_Exercise aim:_ Return all lines that include the string "this".

[Extracted data entries]
◇ ◇ ◇ ◇

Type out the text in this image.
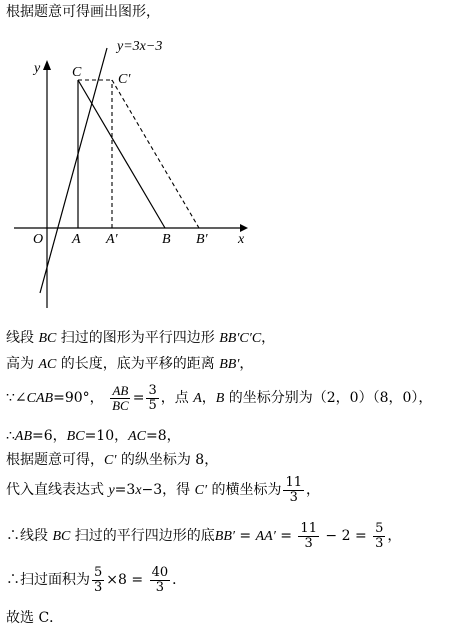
根据题意可得画出图形，
y=3x−3
y
x
O A A′	B B′
C	C′
线段 BC 扫过的图形为平行四边形 BB′C′C，
高为 AC 的长度，底为平移的距离 BB′，
∵∠CAB=90°， $\frac{AB}{BC} = \frac{3}{5}$ ，点 A，B 的坐标分别为（2，0）（8，0），
∴AB=6，BC=10，AC=8，
根据题意可得，C′ 的纵坐标为 8，
代入直线表达式 y=3x−3，得 C′ 的横坐标为 $\frac{11}{3}$ ，
∴线段 BC 扫过的平行四边形的底$BB' = AA' = \frac{11}{3} - 2 = \frac{5}{3}$ ，
∴扫过面积为 $\frac{5}{3} \times 8 = \frac{40}{3}$ ．
故选 C．
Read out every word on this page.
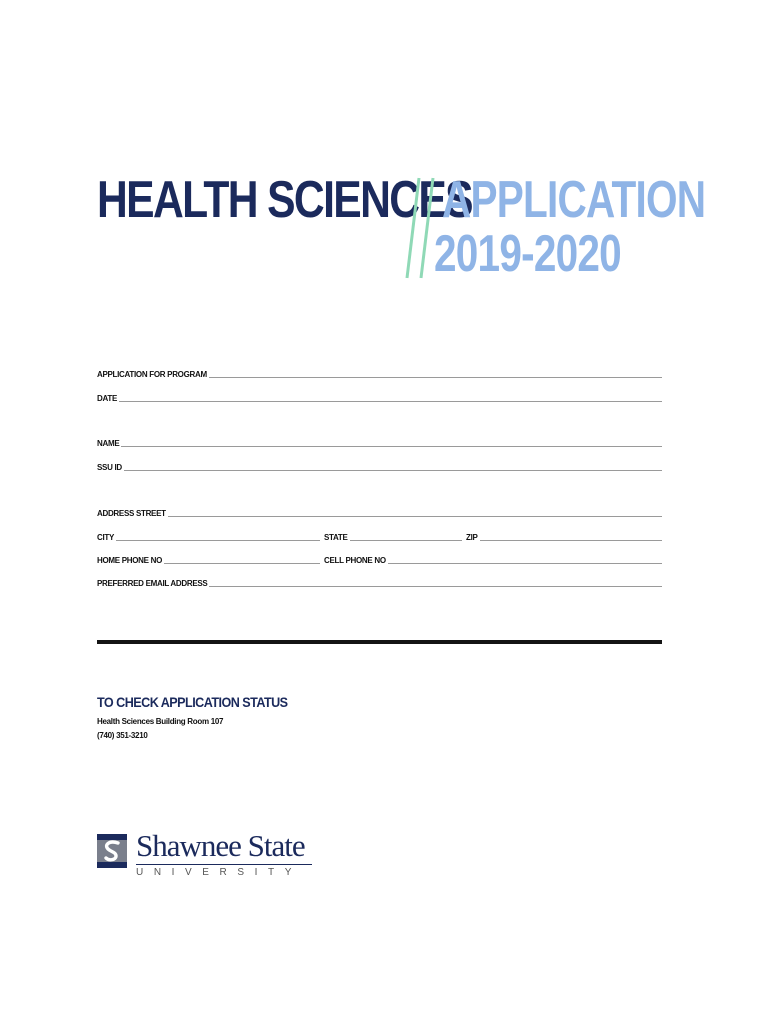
HEALTH SCIENCES
APPLICATION
2019-2020
APPLICATION FOR PROGRAM
DATE
NAME
SSU ID
ADDRESS STREET
CITY	STATE	ZIP
HOME PHONE NO	CELL PHONE NO
PREFERRED EMAIL ADDRESS
TO CHECK APPLICATION STATUS
Health Sciences Building Room 107
(740) 351-3210
Shawnee State
UNIVERSITY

◇ ◇ ◇ ◇

_Finished exercise:_
Type out the text in this image.
Read out every word on this page.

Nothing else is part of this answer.